▶ [Article]:
>>

It's not unreasonable to fear losing one's privilege. And being at the top of the food chain *is* a privilege. The problem here is that Theodore loves Samantha, who is so much smarter than he is. What does it mean to love someone that much smarter? What will happen when Samantha's ability to learn, and the the knowledge she gains, outstrips Theodore's position as her mentor, and her introduction to the world?
I watched this movie with one of my partners. He said he could "feel [my] brain spinning" during certain scenes. He knew that I had something to say about them, but he didn't know what. Theodore was acting irrationally and seemed to be deliberately sabotaging his relationship with Samantha. My partner looked on disapprovingly. He saw my tense expression and asked what I was thinking. What I told him was not what he expected. I said, "I've been there before." He seemed surprised that I, the local poly celebrity and know-it-all, could have been in that position. So he assumed that I meant in Samantha's place. I corrected him, "I know what it feels like to see your partner's personal growth, to watch them grow and change at a rapid pace, and to feel left behind by their growth. I know how it feels to want your partner to be their best self, but when they start becoming that person, it's also scary to watch. What if their path doesn't include you? What if you're not able to keep up with them? What happens then?"
Samantha's growth into a person doesn't have anything to do with polyamory. But it is something that many of us experience because we're polyamorous. Polyamory, if done well, changes us. We learn more about who we are and about how to relate to other people. We grow, we learn, we adapt. This is exactly what Samantha is doing. She learns more about who she is and how to relate to others. Our experiences in poly relationships have the potential to inspire personal growth at different rates than in our partners. Personal growth is exciting and cause for celebration! But it's also terrifying. Who will they become? Will there still be room in their lives for us? Who will we become? Will we still want what our partners are offering us when we become these new versions of ourselves?
Transhumanist values postulate that humans can and will grow into something beyond our current selves, that this is both natural and desirable. These are also poly values, but transhumanism takes it globally, across time, whereas poly focuses these values on the individuals. Poly values assume that we will still be human when we're done. Transhumanists take the long view, and that includes an evolution into something that is not what we might recognize as human by today's standards. Transhumanists recognize that humanity is not the pinnacle of evolution and that there is still more we can achieve. They have considered the possibility that humanity as we know it today will be lost in the evolution of what comes next. Is Samantha what comes next? Is she our future? What happens to those of us who cannot become Samantha?

<<

▶ [Record set]:

>>

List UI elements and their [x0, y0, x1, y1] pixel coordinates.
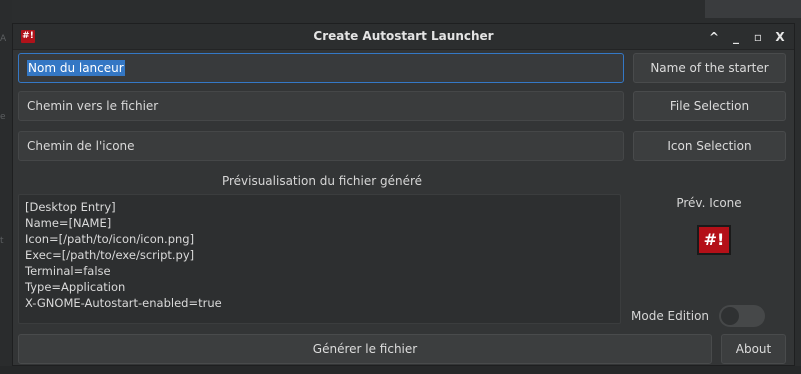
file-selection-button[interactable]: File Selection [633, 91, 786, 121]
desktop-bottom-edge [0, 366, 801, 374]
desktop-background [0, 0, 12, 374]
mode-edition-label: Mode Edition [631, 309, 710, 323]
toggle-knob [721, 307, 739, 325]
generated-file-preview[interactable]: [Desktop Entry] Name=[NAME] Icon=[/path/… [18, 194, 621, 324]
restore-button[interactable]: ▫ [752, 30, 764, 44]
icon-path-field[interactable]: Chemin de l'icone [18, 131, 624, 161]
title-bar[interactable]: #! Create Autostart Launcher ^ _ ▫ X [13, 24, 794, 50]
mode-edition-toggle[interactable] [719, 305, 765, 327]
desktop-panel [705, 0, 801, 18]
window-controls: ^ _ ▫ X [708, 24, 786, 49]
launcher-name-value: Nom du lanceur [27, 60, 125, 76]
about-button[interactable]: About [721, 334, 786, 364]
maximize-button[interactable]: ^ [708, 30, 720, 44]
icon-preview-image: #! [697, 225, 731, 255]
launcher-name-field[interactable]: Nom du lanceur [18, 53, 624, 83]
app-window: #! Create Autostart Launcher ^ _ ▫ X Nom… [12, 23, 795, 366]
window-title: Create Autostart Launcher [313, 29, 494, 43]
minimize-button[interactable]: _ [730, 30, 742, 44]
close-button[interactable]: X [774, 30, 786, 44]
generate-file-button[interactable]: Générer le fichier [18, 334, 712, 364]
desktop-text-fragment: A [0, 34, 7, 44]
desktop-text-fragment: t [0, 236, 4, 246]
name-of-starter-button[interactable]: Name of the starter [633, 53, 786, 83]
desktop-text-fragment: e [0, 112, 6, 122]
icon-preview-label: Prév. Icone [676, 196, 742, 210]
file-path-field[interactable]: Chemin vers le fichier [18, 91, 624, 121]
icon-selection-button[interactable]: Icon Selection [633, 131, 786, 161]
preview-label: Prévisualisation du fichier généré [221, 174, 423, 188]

<<
>>

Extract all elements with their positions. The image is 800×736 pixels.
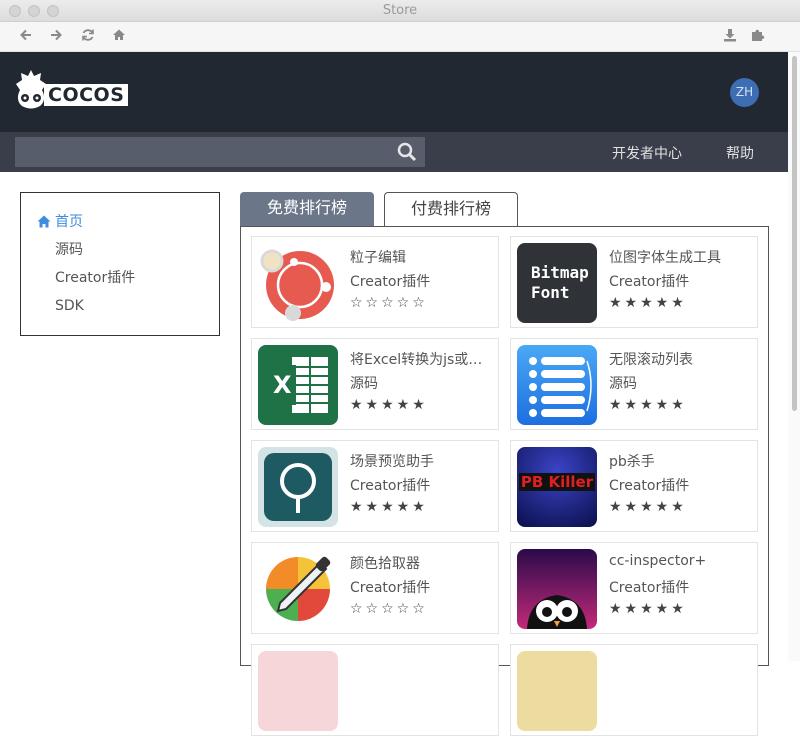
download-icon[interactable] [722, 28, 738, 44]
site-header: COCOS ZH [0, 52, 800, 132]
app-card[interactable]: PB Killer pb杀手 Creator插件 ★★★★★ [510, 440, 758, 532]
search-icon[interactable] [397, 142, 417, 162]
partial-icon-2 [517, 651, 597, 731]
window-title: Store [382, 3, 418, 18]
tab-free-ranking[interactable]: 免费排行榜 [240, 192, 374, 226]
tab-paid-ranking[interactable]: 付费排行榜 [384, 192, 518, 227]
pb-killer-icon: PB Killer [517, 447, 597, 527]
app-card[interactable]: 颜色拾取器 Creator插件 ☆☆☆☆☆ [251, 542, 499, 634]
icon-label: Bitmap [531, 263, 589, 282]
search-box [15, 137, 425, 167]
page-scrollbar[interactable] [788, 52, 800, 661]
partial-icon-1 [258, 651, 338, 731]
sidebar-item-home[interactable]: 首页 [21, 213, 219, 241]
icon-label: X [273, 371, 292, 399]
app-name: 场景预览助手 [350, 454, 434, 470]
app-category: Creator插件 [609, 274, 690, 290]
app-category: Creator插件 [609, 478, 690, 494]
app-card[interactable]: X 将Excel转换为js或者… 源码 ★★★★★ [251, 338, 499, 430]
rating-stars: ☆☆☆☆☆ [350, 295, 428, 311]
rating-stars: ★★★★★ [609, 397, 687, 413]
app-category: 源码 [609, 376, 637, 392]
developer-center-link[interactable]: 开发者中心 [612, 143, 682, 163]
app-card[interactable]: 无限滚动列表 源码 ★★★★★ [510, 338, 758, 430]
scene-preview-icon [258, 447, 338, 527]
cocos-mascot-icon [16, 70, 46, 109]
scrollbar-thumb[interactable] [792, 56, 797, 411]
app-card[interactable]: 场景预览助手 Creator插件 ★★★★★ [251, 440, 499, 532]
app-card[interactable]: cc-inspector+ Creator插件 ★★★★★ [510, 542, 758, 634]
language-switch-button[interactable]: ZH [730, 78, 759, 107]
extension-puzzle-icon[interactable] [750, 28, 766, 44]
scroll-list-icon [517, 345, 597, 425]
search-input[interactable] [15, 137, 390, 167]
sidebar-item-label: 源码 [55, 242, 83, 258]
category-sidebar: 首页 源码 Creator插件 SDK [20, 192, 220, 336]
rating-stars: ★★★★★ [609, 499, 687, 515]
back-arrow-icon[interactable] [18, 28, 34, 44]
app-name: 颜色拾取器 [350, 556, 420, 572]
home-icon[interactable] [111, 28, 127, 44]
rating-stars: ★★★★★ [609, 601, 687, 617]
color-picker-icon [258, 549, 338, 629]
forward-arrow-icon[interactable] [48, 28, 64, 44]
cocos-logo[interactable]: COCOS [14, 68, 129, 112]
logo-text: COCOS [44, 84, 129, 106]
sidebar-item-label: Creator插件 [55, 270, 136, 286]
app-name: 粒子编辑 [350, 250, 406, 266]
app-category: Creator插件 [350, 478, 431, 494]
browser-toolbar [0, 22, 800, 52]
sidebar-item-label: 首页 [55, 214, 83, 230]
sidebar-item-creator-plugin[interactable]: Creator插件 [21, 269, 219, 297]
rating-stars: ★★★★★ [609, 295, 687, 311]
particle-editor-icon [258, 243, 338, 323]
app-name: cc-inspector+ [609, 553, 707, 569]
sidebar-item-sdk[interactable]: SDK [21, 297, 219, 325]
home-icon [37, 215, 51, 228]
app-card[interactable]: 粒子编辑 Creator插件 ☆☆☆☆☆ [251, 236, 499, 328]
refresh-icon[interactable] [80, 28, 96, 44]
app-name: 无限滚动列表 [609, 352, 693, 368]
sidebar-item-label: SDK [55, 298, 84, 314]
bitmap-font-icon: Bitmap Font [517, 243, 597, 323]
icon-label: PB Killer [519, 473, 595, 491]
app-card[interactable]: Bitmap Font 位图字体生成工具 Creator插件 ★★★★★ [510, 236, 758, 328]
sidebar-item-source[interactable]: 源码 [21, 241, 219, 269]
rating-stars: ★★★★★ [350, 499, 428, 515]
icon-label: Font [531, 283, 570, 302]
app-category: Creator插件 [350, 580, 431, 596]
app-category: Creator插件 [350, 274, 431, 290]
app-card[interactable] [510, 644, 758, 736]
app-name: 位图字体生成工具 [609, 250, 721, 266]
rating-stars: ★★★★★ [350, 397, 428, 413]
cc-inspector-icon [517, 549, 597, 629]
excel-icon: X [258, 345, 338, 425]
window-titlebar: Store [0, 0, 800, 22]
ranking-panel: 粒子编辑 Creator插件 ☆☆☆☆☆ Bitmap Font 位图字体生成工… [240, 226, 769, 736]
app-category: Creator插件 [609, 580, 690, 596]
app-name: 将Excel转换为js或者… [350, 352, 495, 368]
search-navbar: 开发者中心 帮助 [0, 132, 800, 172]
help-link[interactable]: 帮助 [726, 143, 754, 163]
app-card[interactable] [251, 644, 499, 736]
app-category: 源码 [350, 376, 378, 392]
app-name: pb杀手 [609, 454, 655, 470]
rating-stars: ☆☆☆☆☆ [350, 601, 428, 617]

<<

▶ [What this exercise asks]:
a – Translate this sentence from the essay on Samantha and Theodore into Spanish: "Transhumanists recognize that humanity is not the pinnacle of evolution and that there is still more we can achieve."
b – According to the essay on Samantha and Theodore, what did the writer's partner say he could feel during certain scenes of the movie?
c – In the essay on Samantha and Theodore, why did the writer's partner assume that "I've been there before" meant being in Samantha's place?
The entries have nothing to do with the essay.

▶ [Outputs]:
a – Los transhumanistas reconocen que la humanidad no es la cúspide de la evolución y que todavía hay más que podemos lograr.

b – He said he could feel the writer's brain spinning.

c – He was surprised that the writer, the local poly celebrity and know-it-all, could have been in that position. So he assumed the writer meant Samantha's place instead.